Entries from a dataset
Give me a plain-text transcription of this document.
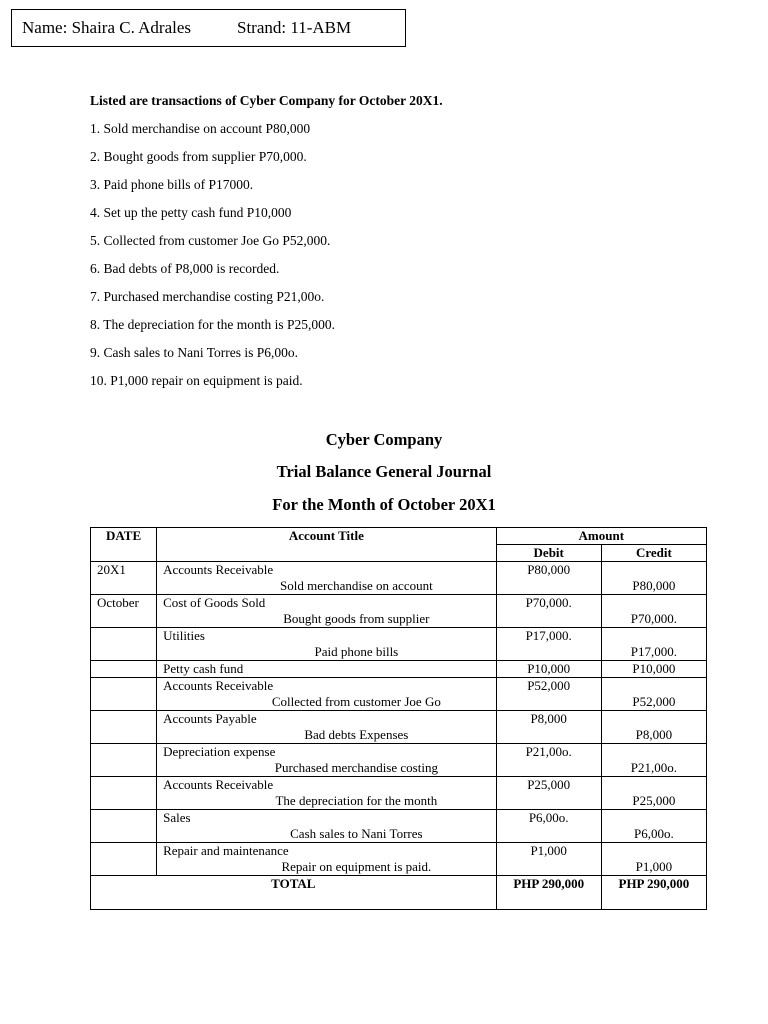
Name: Shaira C. Adrales	Strand: 11-ABM
Listed are transactions of Cyber Company for October 20X1.
1. Sold merchandise on account P80,000
2. Bought goods from supplier P70,000.
3. Paid phone bills of P17000.
4. Set up the petty cash fund P10,000
5. Collected from customer Joe Go P52,000.
6. Bad debts of P8,000 is recorded.
7. Purchased merchandise costing P21,00o.
8. The depreciation for the month is P25,000.
9. Cash sales to Nani Torres is P6,00o.
10. P1,000 repair on equipment is paid.
Cyber Company
Trial Balance General Journal
For the Month of October 20X1
DATE	Account Title	Amount	
		Debit	Credit
20X1	Accounts Receivable
Sold merchandise on account	P80,000	P80,000
October	Cost of Goods Sold
Bought goods from supplier	P70,000.	P70,000.

	Utilities
Paid phone bills	P17,000.	P17,000.

	Petty cash fund	P10,000	P10,000

	Accounts Receivable
Collected from customer Joe Go	P52,000	P52,000

	Accounts Payable
Bad debts Expenses	P8,000	P8,000

	Depreciation expense
Purchased merchandise costing	P21,00o.	P21,00o.

	Accounts Receivable
The depreciation for the month	P25,000	P25,000

	Sales
Cash sales to Nani Torres	P6,00o.	P6,00o.

	Repair and maintenance
Repair on equipment is paid.	P1,000	P1,000
TOTAL		PHP 290,000	PHP 290,000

# [Work to complete]
State how many lines include the string "Cyber". Give no other information.

# [Solved problem]
2